§ JOB
Write out the material exactly. Do not include the pictures.

= = =

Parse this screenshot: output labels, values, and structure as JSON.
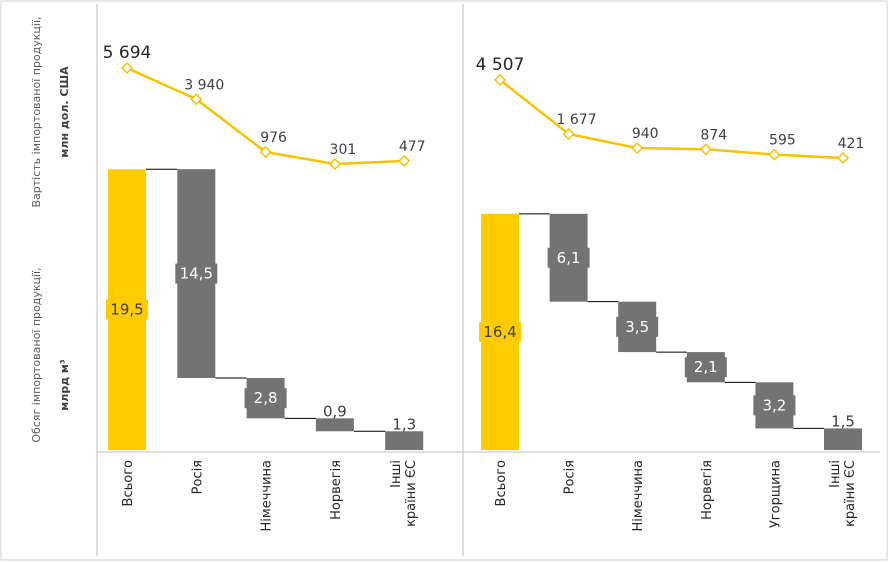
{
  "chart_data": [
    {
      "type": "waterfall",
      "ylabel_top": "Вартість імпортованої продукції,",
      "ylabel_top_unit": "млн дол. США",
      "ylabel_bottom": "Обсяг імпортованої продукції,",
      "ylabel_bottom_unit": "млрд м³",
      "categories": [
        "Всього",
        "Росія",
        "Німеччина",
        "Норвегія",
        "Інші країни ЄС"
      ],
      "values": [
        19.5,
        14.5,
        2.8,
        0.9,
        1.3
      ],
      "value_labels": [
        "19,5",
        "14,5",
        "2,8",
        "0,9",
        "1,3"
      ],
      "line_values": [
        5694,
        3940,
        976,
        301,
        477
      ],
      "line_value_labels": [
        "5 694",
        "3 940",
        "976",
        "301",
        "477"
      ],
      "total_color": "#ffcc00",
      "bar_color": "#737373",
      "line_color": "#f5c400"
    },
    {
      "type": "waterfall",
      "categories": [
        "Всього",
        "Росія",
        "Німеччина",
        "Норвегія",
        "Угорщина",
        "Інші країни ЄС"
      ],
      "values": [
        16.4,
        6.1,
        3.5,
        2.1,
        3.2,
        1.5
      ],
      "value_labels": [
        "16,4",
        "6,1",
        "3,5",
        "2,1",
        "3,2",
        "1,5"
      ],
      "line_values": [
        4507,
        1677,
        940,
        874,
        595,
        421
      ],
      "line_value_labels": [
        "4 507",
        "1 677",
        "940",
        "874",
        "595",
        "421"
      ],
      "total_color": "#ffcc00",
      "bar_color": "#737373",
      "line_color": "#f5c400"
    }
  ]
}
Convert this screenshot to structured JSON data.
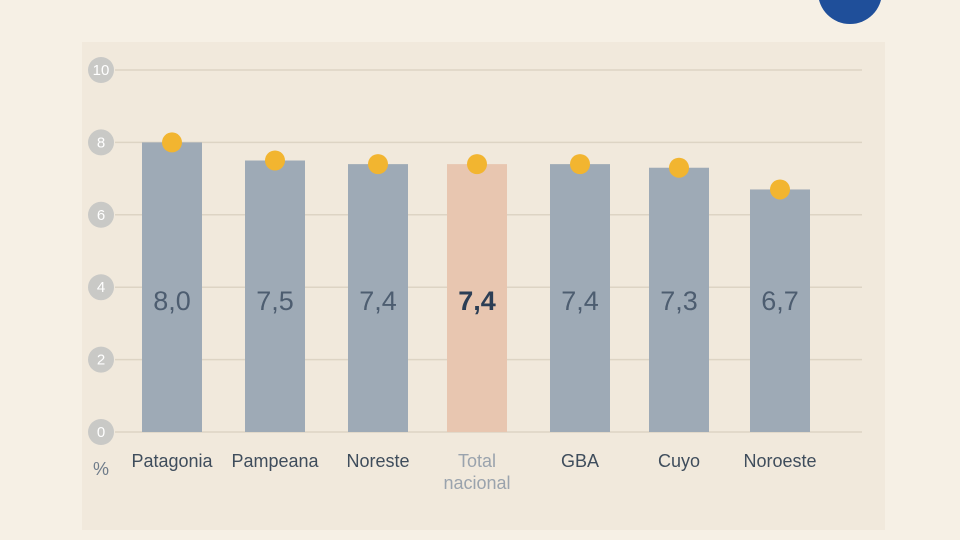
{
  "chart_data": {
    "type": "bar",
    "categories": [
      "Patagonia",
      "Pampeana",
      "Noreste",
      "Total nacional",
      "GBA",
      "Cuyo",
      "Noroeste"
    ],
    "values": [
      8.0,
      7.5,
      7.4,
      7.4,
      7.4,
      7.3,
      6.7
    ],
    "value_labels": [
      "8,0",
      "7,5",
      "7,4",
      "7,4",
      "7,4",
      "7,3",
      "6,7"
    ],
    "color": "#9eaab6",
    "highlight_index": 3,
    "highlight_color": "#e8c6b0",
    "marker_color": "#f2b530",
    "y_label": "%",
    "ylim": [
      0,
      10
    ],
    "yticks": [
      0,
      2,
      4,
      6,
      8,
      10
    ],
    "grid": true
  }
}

= = =

§ PROBLEM SOLUTION
Parse this screenshot: output labels, values, and structure as JSON.
{
  "chart_data": [
    {
      "type": "waterfall",
      "ylabel_top": "Вартість імпортованої продукції,",
      "ylabel_top_unit": "млн дол. США",
      "ylabel_bottom": "Обсяг імпортованої продукції,",
      "ylabel_bottom_unit": "млрд м³",
      "categories": [
        "Всього",
        "Росія",
        "Німеччина",
        "Норвегія",
        "Інші країни ЄС"
      ],
      "values": [
        19.5,
        14.5,
        2.8,
        0.9,
        1.3
      ],
      "value_labels": [
        "19,5",
        "14,5",
        "2,8",
        "0,9",
        "1,3"
      ],
      "line_values": [
        5694,
        3940,
        976,
        301,
        477
      ],
      "line_value_labels": [
        "5 694",
        "3 940",
        "976",
        "301",
        "477"
      ],
      "total_color": "#ffcc00",
      "bar_color": "#737373",
      "line_color": "#f5c400"
    },
    {
      "type": "waterfall",
      "categories": [
        "Всього",
        "Росія",
        "Німеччина",
        "Норвегія",
        "Угорщина",
        "Інші країни ЄС"
      ],
      "values": [
        16.4,
        6.1,
        3.5,
        2.1,
        3.2,
        1.5
      ],
      "value_labels": [
        "16,4",
        "6,1",
        "3,5",
        "2,1",
        "3,2",
        "1,5"
      ],
      "line_values": [
        4507,
        1677,
        940,
        874,
        595,
        421
      ],
      "line_value_labels": [
        "4 507",
        "1 677",
        "940",
        "874",
        "595",
        "421"
      ],
      "total_color": "#ffcc00",
      "bar_color": "#737373",
      "line_color": "#f5c400"
    }
  ]
}
Convert this screenshot to structured JSON data.
{
  "chart_data": {
    "type": "bar",
    "categories": [
      "Patagonia",
      "Pampeana",
      "Noreste",
      "Total nacional",
      "GBA",
      "Cuyo",
      "Noroeste"
    ],
    "values": [
      8.0,
      7.5,
      7.4,
      7.4,
      7.4,
      7.3,
      6.7
    ],
    "value_labels": [
      "8,0",
      "7,5",
      "7,4",
      "7,4",
      "7,4",
      "7,3",
      "6,7"
    ],
    "color": "#9eaab6",
    "highlight_index": 3,
    "highlight_color": "#e8c6b0",
    "marker_color": "#f2b530",
    "y_label": "%",
    "ylim": [
      0,
      10
    ],
    "yticks": [
      0,
      2,
      4,
      6,
      8,
      10
    ],
    "grid": true
  }
}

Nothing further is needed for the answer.